EXERCISE: Set down the full listing exactly, character for character.

DATA EXTRACT:
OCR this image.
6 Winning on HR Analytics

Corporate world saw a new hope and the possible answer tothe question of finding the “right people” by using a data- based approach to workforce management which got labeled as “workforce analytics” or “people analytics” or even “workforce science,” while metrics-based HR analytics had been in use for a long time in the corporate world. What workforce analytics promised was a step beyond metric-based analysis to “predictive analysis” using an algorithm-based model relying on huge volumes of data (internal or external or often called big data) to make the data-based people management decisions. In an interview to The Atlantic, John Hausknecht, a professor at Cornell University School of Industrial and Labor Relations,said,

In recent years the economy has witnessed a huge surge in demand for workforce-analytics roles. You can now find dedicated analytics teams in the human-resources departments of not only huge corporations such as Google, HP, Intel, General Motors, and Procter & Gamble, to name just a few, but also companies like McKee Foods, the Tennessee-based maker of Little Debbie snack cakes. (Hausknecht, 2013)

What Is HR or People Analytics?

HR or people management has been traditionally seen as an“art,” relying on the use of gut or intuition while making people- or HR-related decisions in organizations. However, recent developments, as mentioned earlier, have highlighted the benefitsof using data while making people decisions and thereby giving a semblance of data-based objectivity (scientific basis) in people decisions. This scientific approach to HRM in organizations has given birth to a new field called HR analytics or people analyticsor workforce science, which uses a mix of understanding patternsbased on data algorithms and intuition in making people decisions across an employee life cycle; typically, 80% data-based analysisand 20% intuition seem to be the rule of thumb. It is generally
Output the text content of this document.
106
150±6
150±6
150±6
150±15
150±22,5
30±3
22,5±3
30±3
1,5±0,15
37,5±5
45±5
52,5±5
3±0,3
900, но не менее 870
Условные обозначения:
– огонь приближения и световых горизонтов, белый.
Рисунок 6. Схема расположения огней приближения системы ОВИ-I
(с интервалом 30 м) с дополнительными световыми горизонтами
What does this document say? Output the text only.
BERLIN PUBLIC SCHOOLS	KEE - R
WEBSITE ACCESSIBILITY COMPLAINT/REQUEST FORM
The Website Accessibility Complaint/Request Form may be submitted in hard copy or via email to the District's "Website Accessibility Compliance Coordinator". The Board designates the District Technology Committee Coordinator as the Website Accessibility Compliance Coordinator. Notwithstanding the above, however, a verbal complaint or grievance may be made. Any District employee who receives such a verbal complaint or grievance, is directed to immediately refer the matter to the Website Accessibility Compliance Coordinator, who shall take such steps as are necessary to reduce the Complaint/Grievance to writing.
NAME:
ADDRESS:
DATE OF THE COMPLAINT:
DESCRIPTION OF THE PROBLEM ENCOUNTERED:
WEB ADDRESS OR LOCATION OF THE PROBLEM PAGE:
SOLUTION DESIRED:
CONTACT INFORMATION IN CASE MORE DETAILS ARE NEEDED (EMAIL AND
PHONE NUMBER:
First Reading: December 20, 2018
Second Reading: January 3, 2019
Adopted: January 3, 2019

THE COMPLETED TASK:
OCR this image.
6 Winning on HR Analytics

Corporate world saw a new hope and the possible answer tothe question of finding the “right people” by using a data- based approach to workforce management which got labeled as “workforce analytics” or “people analytics” or even “workforce science,” while metrics-based HR analytics had been in use for a long time in the corporate world. What workforce analytics promised was a step beyond metric-based analysis to “predictive analysis” using an algorithm-based model relying on huge volumes of data (internal or external or often called big data) to make the data-based people management decisions. In an interview to The Atlantic, John Hausknecht, a professor at Cornell University School of Industrial and Labor Relations,said,

In recent years the economy has witnessed a huge surge in demand for workforce-analytics roles. You can now find dedicated analytics teams in the human-resources departments of not only huge corporations such as Google, HP, Intel, General Motors, and Procter & Gamble, to name just a few, but also companies like McKee Foods, the Tennessee-based maker of Little Debbie snack cakes. (Hausknecht, 2013)

What Is HR or People Analytics?

HR or people management has been traditionally seen as an“art,” relying on the use of gut or intuition while making people- or HR-related decisions in organizations. However, recent developments, as mentioned earlier, have highlighted the benefitsof using data while making people decisions and thereby giving a semblance of data-based objectivity (scientific basis) in people decisions. This scientific approach to HRM in organizations has given birth to a new field called HR analytics or people analyticsor workforce science, which uses a mix of understanding patternsbased on data algorithms and intuition in making people decisions across an employee life cycle; typically, 80% data-based analysisand 20% intuition seem to be the rule of thumb. It is generally
Output the text content of this document.
106
150±6
150±6
150±6
150±15
150±22,5
30±3
22,5±3
30±3
1,5±0,15
37,5±5
45±5
52,5±5
3±0,3
900, но не менее 870
Условные обозначения:
– огонь приближения и световых горизонтов, белый.
Рисунок 6. Схема расположения огней приближения системы ОВИ-I
(с интервалом 30 м) с дополнительными световыми горизонтами
What does this document say? Output the text only.
BERLIN PUBLIC SCHOOLS	KEE - R
WEBSITE ACCESSIBILITY COMPLAINT/REQUEST FORM
The Website Accessibility Complaint/Request Form may be submitted in hard copy or via email to the District's "Website Accessibility Compliance Coordinator". The Board designates the District Technology Committee Coordinator as the Website Accessibility Compliance Coordinator. Notwithstanding the above, however, a verbal complaint or grievance may be made. Any District employee who receives such a verbal complaint or grievance, is directed to immediately refer the matter to the Website Accessibility Compliance Coordinator, who shall take such steps as are necessary to reduce the Complaint/Grievance to writing.
NAME:
ADDRESS:
DATE OF THE COMPLAINT:
DESCRIPTION OF THE PROBLEM ENCOUNTERED:
WEB ADDRESS OR LOCATION OF THE PROBLEM PAGE:
SOLUTION DESIRED:
CONTACT INFORMATION IN CASE MORE DETAILS ARE NEEDED (EMAIL AND
PHONE NUMBER:
First Reading: December 20, 2018
Second Reading: January 3, 2019
Adopted: January 3, 2019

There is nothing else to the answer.